Directions for this task:
Exactly the lines from the one containing "Give me the" through the final line of the listing are to be retyped, and nothing more.

Stored entries:
◇ ◇ ◇ ◇ ◇ ◇ ◇

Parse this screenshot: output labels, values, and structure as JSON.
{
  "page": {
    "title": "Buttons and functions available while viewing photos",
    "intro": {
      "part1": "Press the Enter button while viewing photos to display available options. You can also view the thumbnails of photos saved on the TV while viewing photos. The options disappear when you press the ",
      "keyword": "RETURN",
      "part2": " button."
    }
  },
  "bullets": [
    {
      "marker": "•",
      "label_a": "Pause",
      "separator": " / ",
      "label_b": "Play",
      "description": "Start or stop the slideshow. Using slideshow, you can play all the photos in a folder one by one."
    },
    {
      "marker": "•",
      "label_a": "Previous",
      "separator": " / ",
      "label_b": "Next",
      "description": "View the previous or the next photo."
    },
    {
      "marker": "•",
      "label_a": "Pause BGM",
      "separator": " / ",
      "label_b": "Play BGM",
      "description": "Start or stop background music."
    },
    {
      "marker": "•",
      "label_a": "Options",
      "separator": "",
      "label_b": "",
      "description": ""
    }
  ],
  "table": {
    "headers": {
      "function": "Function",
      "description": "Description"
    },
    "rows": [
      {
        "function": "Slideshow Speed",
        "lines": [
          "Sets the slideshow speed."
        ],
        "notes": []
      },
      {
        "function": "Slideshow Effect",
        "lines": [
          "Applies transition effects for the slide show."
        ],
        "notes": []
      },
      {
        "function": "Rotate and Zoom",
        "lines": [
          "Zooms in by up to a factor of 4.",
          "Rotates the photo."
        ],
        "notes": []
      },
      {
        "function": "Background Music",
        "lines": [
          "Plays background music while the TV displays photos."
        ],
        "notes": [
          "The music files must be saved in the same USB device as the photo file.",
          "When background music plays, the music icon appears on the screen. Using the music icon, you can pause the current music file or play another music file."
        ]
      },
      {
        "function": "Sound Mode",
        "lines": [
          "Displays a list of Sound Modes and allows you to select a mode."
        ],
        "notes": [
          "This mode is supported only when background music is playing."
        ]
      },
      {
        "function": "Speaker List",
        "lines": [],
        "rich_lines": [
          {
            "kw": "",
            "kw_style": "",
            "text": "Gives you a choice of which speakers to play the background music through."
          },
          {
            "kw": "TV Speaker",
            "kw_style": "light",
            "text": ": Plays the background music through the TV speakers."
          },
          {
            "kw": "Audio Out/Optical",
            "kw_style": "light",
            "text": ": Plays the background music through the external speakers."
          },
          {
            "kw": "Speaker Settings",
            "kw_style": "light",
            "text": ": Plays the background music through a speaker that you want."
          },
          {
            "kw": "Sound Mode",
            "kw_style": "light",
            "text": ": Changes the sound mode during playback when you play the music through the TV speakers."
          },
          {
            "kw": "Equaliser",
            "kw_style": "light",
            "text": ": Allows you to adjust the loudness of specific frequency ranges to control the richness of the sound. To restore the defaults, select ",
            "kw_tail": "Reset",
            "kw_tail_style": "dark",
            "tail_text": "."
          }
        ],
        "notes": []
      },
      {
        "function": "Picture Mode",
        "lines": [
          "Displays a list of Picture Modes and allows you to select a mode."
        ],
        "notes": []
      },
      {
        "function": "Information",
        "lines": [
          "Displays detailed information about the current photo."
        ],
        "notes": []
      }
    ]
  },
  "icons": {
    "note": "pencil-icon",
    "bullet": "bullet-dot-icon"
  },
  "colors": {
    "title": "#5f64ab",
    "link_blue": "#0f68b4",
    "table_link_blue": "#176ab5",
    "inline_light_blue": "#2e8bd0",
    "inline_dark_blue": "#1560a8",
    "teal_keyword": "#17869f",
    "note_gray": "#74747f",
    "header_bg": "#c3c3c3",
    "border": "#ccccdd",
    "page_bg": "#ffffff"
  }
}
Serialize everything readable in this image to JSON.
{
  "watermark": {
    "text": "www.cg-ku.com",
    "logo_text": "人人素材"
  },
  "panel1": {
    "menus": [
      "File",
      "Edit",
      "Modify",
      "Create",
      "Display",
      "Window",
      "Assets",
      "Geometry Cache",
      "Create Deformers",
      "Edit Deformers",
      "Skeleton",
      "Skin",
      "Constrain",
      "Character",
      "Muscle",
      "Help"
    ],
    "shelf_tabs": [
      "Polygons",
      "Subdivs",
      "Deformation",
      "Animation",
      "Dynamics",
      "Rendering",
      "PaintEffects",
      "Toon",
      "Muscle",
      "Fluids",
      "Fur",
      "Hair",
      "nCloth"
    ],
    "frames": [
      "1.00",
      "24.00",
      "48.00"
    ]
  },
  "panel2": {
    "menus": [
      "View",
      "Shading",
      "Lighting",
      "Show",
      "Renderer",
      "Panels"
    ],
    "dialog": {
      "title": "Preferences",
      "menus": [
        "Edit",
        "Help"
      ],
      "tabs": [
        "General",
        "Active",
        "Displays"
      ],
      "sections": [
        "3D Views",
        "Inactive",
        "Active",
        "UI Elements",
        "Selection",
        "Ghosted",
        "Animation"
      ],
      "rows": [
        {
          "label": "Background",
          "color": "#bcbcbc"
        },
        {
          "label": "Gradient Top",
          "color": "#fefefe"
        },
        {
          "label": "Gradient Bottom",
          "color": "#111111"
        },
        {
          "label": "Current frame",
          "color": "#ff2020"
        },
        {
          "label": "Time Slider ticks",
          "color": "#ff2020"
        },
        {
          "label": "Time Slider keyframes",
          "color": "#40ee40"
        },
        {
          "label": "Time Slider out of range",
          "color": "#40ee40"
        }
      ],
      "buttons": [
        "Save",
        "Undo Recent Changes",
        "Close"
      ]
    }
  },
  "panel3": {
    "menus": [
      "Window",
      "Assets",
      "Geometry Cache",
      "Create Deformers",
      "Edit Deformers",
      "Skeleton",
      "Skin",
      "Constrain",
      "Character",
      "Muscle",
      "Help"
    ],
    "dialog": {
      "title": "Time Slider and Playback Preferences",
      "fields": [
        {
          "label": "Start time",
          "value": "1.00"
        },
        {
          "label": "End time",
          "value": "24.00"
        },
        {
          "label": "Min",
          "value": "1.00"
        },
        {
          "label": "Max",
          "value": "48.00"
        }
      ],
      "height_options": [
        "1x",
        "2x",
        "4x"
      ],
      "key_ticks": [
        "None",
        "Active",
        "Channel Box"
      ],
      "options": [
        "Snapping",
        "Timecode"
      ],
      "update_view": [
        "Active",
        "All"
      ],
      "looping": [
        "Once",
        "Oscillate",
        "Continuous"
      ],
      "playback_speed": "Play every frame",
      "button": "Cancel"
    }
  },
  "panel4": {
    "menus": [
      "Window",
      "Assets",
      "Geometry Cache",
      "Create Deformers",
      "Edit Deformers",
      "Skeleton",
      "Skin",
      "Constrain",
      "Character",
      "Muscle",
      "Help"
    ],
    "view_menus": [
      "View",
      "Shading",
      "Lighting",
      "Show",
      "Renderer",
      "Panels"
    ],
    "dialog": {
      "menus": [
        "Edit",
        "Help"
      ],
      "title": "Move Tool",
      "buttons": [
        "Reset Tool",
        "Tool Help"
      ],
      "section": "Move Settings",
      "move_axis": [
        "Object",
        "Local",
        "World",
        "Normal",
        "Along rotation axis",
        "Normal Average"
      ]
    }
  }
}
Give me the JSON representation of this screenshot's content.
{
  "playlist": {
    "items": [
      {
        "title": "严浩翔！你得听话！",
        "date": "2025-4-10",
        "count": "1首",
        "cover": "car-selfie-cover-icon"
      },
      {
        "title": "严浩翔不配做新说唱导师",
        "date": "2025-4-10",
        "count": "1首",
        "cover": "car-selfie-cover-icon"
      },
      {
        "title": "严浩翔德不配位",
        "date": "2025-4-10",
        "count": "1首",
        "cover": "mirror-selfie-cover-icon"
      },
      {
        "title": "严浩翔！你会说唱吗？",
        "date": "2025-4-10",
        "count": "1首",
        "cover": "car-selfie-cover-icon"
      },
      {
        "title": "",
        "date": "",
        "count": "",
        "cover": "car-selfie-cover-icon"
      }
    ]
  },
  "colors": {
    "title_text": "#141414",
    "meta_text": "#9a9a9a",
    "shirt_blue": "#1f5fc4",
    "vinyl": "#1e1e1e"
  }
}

◇ ◇ ◇ ◇ ◇ ◇ ◇

Finished answer:
Give me the JSON representation of this screenshot's content.
{
  "playlist": {
    "items": [
      {
        "title": "严浩翔！你得听话！",
        "date": "2025-4-10",
        "count": "1首",
        "cover": "car-selfie-cover-icon"
      },
      {
        "title": "严浩翔不配做新说唱导师",
        "date": "2025-4-10",
        "count": "1首",
        "cover": "car-selfie-cover-icon"
      },
      {
        "title": "严浩翔德不配位",
        "date": "2025-4-10",
        "count": "1首",
        "cover": "mirror-selfie-cover-icon"
      },
      {
        "title": "严浩翔！你会说唱吗？",
        "date": "2025-4-10",
        "count": "1首",
        "cover": "car-selfie-cover-icon"
      },
      {
        "title": "",
        "date": "",
        "count": "",
        "cover": "car-selfie-cover-icon"
      }
    ]
  },
  "colors": {
    "title_text": "#141414",
    "meta_text": "#9a9a9a",
    "shirt_blue": "#1f5fc4",
    "vinyl": "#1e1e1e"
  }
}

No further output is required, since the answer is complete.